→ DIRECTION
Rewrite the lines from the first one through the line with "candle-down <box>417 264 424 273</box>", changing "candle-up" to "rising-candle" and leaving everything else as it is. Return only those lines.

→ AVAILABLE RECORDS
########################################
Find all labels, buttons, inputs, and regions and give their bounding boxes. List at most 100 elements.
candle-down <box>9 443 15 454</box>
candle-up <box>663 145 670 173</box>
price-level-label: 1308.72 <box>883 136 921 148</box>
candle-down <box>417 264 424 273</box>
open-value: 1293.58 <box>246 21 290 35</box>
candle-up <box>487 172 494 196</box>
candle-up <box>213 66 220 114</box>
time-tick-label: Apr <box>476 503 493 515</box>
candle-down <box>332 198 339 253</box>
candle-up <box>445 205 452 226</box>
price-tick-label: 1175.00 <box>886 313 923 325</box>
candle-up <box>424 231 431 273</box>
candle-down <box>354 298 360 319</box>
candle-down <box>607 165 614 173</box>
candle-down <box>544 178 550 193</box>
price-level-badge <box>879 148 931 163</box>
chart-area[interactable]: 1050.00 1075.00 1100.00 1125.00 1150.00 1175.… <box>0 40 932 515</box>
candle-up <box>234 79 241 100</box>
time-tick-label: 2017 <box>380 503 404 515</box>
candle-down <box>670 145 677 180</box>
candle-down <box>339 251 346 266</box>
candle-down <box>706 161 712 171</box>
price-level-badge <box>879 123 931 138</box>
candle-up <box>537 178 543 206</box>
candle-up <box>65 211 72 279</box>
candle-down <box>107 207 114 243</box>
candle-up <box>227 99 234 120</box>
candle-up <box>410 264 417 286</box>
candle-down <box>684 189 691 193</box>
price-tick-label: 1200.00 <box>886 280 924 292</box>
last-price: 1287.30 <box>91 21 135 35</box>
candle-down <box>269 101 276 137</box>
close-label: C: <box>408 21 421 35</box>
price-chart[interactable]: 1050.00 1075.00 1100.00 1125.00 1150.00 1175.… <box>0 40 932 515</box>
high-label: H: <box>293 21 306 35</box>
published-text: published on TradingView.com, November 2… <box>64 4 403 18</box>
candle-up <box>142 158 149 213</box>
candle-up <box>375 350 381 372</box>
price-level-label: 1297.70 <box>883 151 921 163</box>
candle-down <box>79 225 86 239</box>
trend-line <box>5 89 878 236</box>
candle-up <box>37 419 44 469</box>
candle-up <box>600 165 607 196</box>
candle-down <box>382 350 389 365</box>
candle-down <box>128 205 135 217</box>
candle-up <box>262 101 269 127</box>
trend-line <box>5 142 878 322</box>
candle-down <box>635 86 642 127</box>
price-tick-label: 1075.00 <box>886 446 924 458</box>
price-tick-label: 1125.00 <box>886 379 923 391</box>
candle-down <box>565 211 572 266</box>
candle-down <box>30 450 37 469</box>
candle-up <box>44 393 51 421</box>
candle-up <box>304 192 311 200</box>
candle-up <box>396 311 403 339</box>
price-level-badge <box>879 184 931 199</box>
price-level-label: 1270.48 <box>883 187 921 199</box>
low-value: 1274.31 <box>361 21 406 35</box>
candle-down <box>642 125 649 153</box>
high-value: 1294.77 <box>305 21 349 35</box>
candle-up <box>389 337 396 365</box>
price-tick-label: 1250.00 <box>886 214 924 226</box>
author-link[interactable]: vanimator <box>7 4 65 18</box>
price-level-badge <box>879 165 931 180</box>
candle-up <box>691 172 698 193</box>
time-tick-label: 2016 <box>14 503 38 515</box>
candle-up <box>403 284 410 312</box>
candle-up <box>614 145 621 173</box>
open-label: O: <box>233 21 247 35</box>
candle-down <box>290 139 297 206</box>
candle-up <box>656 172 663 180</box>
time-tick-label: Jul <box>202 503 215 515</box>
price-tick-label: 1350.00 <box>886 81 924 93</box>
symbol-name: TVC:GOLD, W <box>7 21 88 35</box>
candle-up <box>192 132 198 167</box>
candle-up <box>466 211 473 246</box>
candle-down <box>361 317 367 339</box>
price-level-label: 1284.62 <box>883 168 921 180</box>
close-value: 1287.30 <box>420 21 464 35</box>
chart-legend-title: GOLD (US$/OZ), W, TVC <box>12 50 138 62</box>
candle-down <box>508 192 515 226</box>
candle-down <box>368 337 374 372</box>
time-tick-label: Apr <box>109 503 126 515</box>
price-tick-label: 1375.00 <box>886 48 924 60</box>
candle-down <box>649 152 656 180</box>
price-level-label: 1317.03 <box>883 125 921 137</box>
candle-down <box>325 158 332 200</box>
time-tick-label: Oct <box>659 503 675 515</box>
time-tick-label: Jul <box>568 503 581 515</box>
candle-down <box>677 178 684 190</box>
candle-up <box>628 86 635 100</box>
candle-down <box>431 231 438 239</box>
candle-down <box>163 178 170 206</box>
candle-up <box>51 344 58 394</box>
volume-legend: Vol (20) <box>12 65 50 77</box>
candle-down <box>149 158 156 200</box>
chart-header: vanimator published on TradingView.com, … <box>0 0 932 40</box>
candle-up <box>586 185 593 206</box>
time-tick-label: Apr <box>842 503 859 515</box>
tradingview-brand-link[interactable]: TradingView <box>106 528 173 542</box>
########################################
→ SOLUTION FOR THIS TASK
Find all labels, buttons, inputs, and regions and give their bounding boxes. List at most 100 elements.
candle-down <box>9 443 15 454</box>
rising-candle <box>663 145 670 173</box>
price-level-label: 1308.72 <box>883 136 921 148</box>
candle-down <box>417 264 424 273</box>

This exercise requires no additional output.